◆ Source data ◆
****************
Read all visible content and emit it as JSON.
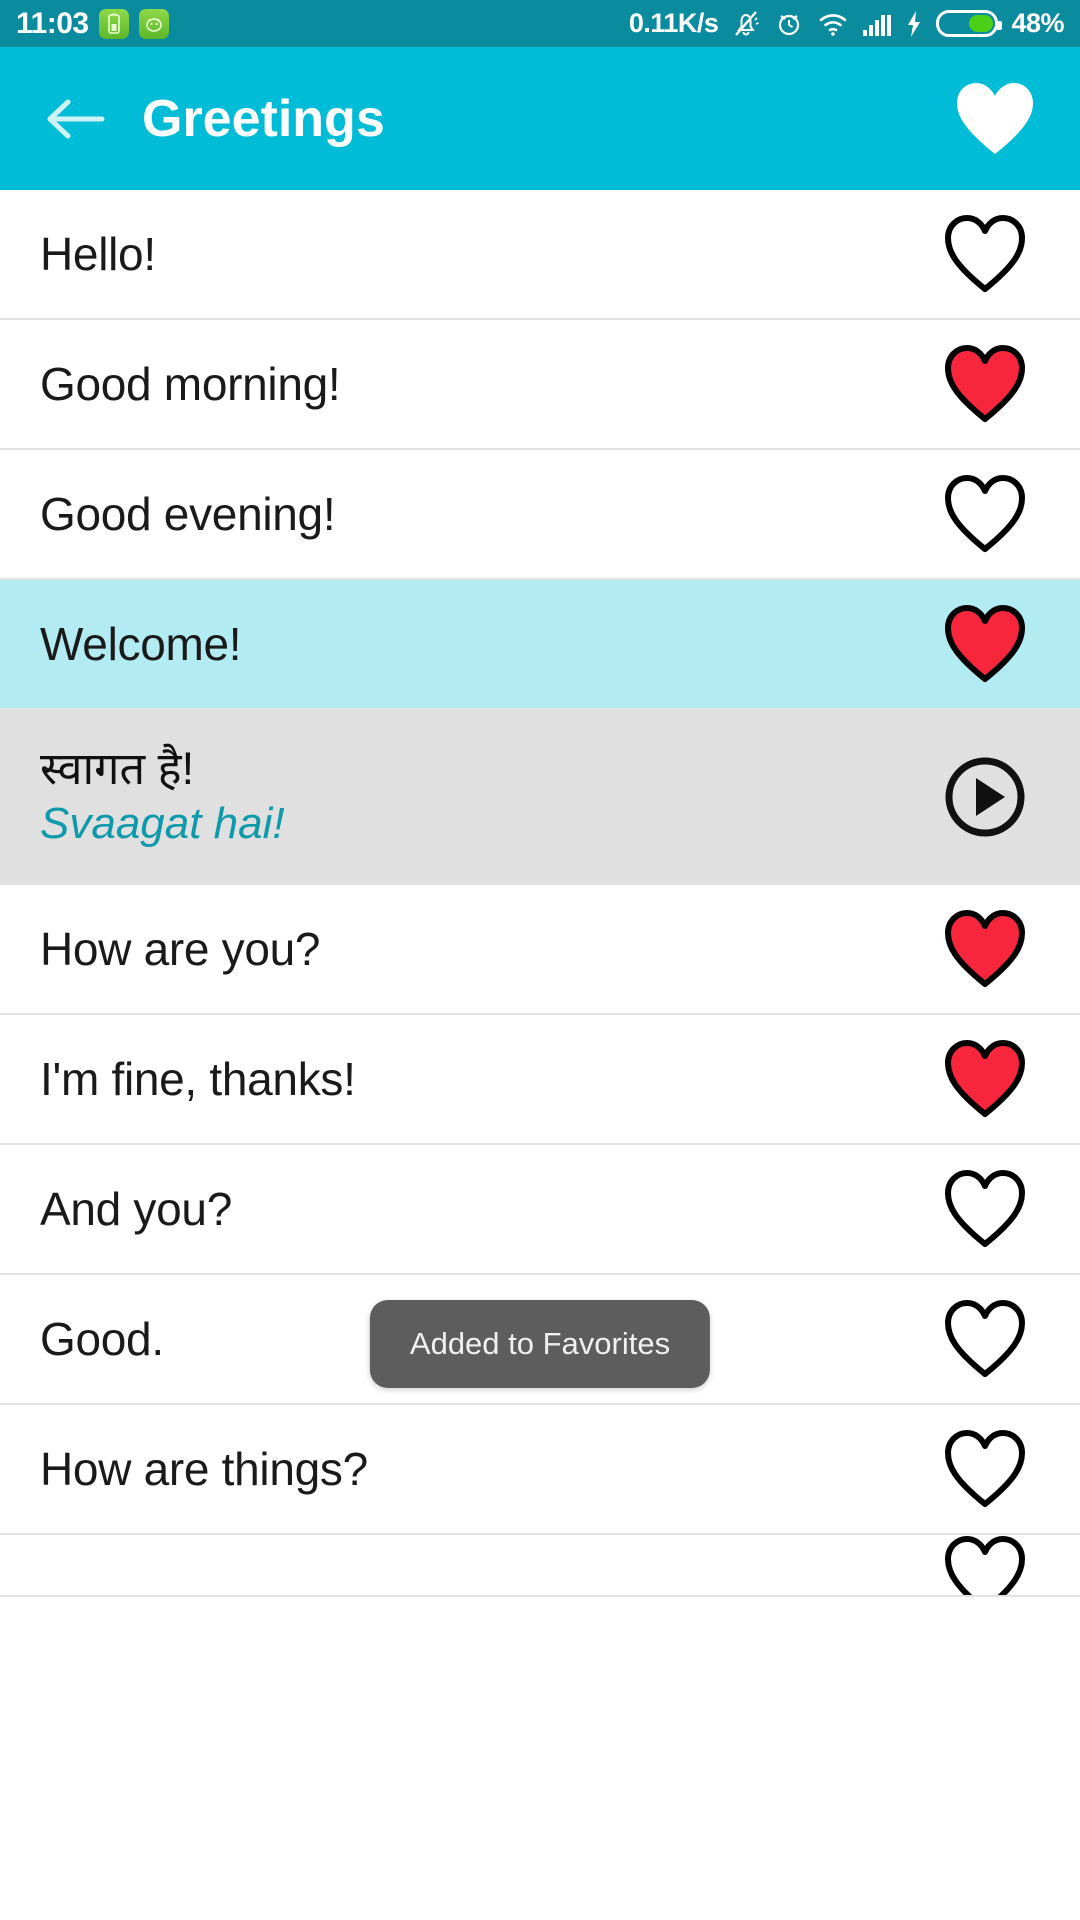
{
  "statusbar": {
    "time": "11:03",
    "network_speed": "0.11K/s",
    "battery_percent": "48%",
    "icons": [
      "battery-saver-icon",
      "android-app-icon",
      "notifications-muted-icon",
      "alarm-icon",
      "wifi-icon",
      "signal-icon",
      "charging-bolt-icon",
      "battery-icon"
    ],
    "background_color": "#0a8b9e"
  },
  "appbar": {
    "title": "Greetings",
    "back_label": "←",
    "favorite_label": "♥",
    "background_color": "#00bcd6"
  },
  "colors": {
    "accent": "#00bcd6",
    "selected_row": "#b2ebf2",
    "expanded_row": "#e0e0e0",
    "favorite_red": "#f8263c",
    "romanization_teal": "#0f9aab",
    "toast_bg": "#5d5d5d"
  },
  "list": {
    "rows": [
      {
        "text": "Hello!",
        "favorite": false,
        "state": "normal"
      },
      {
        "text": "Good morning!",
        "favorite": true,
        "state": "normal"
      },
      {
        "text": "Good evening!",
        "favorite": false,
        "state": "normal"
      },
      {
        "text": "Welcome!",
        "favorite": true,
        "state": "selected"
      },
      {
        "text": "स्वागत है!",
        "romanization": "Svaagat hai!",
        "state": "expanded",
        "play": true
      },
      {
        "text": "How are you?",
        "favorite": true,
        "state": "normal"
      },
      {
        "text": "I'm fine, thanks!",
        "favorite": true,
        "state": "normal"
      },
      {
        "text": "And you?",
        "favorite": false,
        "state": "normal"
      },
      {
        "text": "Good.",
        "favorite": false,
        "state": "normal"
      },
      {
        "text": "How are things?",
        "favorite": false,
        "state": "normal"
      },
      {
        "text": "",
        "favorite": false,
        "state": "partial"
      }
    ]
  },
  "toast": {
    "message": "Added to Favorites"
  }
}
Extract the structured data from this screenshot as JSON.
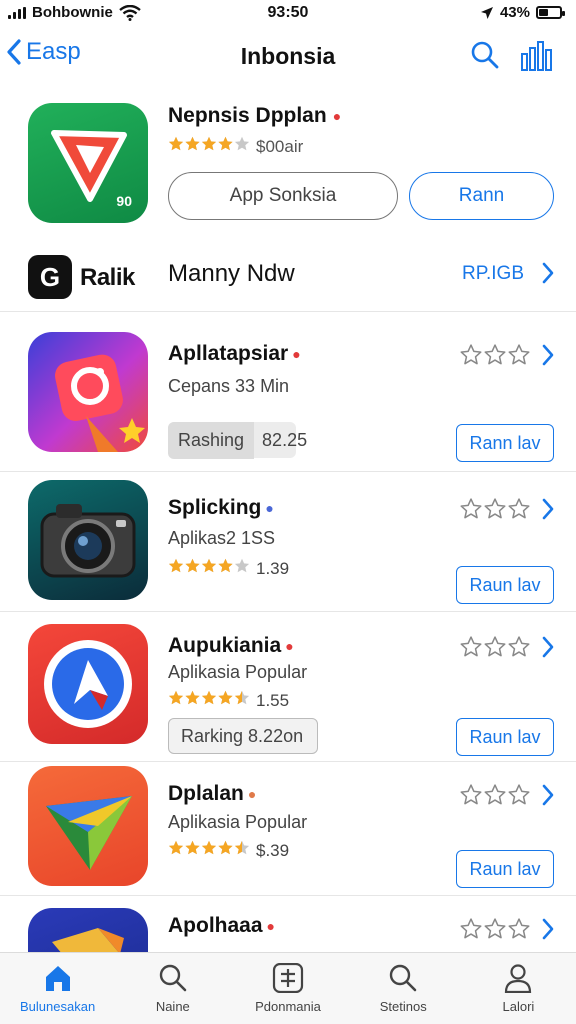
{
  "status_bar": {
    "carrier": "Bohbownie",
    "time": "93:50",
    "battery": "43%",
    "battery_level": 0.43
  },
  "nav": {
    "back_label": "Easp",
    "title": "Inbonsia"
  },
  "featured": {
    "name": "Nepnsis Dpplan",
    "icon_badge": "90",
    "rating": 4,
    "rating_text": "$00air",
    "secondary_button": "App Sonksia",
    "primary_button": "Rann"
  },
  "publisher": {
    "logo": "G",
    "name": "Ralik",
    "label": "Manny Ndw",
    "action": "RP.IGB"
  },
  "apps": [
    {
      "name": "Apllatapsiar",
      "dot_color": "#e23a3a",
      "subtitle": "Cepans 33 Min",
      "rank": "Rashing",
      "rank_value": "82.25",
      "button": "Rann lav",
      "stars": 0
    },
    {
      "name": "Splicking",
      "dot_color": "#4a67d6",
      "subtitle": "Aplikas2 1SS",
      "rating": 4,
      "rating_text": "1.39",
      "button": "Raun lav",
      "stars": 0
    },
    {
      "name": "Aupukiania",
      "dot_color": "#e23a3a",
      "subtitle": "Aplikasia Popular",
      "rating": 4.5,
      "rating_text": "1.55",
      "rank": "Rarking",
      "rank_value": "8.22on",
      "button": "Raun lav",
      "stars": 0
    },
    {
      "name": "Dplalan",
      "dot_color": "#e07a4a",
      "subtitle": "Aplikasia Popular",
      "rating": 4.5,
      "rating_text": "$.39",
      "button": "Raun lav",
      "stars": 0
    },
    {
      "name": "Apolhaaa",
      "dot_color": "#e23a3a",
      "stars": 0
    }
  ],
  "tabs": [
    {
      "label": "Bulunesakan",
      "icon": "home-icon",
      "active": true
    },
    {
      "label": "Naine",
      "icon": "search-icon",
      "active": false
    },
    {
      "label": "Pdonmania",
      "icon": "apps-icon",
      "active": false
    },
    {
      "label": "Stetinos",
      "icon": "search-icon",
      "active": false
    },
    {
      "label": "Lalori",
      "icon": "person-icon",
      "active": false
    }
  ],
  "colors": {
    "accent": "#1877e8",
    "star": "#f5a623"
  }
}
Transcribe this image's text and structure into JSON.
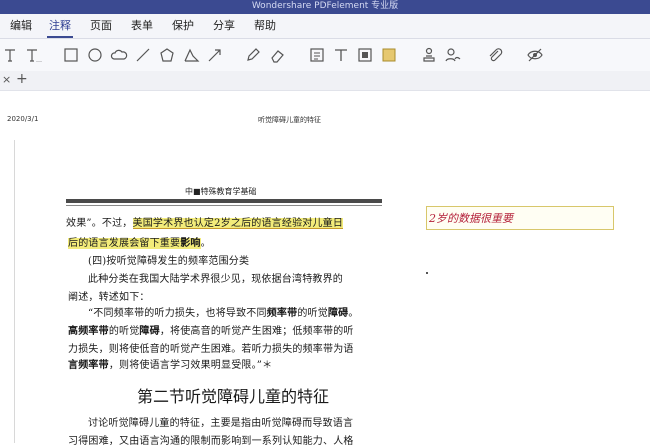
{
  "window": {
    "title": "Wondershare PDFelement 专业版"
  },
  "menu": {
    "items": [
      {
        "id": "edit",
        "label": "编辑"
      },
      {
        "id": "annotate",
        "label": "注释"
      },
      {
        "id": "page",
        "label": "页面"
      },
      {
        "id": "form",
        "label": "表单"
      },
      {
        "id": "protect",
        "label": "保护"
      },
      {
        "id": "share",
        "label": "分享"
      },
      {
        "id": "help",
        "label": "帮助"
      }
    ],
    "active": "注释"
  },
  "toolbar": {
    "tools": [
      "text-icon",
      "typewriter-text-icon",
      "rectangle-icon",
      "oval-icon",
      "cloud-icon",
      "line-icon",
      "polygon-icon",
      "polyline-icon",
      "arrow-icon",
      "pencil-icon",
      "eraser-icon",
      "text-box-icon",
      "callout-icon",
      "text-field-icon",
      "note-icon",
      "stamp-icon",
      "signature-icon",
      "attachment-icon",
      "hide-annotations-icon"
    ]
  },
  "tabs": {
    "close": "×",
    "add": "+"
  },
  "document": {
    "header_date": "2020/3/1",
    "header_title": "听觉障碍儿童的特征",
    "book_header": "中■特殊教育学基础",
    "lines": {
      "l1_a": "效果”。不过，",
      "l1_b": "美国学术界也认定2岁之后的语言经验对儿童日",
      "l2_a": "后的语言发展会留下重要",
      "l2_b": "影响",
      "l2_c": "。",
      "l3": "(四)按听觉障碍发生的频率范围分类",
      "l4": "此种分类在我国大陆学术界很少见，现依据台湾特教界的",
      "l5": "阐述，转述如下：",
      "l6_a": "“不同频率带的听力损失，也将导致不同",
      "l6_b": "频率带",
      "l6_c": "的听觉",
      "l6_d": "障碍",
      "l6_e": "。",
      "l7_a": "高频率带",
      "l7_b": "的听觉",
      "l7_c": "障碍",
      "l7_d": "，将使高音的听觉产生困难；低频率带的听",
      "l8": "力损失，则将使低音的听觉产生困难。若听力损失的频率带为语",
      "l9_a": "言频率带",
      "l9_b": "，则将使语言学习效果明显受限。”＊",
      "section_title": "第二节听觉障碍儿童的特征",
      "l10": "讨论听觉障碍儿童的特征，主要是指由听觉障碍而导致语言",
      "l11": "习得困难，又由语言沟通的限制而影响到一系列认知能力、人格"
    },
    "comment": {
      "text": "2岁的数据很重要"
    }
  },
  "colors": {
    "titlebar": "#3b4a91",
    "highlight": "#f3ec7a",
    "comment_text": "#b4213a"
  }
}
****************
◆ What to work on ◆
Copy exactly the lines from the line containing "Transcribe this image's" through the last line of the records, both included, and omit every picture.

◆ Correct answer ◆
Transcribe this image's text and structure into JSON.
{
  "window": {
    "title": "Wondershare PDFelement 专业版"
  },
  "menu": {
    "items": [
      {
        "id": "edit",
        "label": "编辑"
      },
      {
        "id": "annotate",
        "label": "注释"
      },
      {
        "id": "page",
        "label": "页面"
      },
      {
        "id": "form",
        "label": "表单"
      },
      {
        "id": "protect",
        "label": "保护"
      },
      {
        "id": "share",
        "label": "分享"
      },
      {
        "id": "help",
        "label": "帮助"
      }
    ],
    "active": "注释"
  },
  "toolbar": {
    "tools": [
      "text-icon",
      "typewriter-text-icon",
      "rectangle-icon",
      "oval-icon",
      "cloud-icon",
      "line-icon",
      "polygon-icon",
      "polyline-icon",
      "arrow-icon",
      "pencil-icon",
      "eraser-icon",
      "text-box-icon",
      "callout-icon",
      "text-field-icon",
      "note-icon",
      "stamp-icon",
      "signature-icon",
      "attachment-icon",
      "hide-annotations-icon"
    ]
  },
  "tabs": {
    "close": "×",
    "add": "+"
  },
  "document": {
    "header_date": "2020/3/1",
    "header_title": "听觉障碍儿童的特征",
    "book_header": "中■特殊教育学基础",
    "lines": {
      "l1_a": "效果”。不过，",
      "l1_b": "美国学术界也认定2岁之后的语言经验对儿童日",
      "l2_a": "后的语言发展会留下重要",
      "l2_b": "影响",
      "l2_c": "。",
      "l3": "(四)按听觉障碍发生的频率范围分类",
      "l4": "此种分类在我国大陆学术界很少见，现依据台湾特教界的",
      "l5": "阐述，转述如下：",
      "l6_a": "“不同频率带的听力损失，也将导致不同",
      "l6_b": "频率带",
      "l6_c": "的听觉",
      "l6_d": "障碍",
      "l6_e": "。",
      "l7_a": "高频率带",
      "l7_b": "的听觉",
      "l7_c": "障碍",
      "l7_d": "，将使高音的听觉产生困难；低频率带的听",
      "l8": "力损失，则将使低音的听觉产生困难。若听力损失的频率带为语",
      "l9_a": "言频率带",
      "l9_b": "，则将使语言学习效果明显受限。”＊",
      "section_title": "第二节听觉障碍儿童的特征",
      "l10": "讨论听觉障碍儿童的特征，主要是指由听觉障碍而导致语言",
      "l11": "习得困难，又由语言沟通的限制而影响到一系列认知能力、人格"
    },
    "comment": {
      "text": "2岁的数据很重要"
    }
  },
  "colors": {
    "titlebar": "#3b4a91",
    "highlight": "#f3ec7a",
    "comment_text": "#b4213a"
  }
}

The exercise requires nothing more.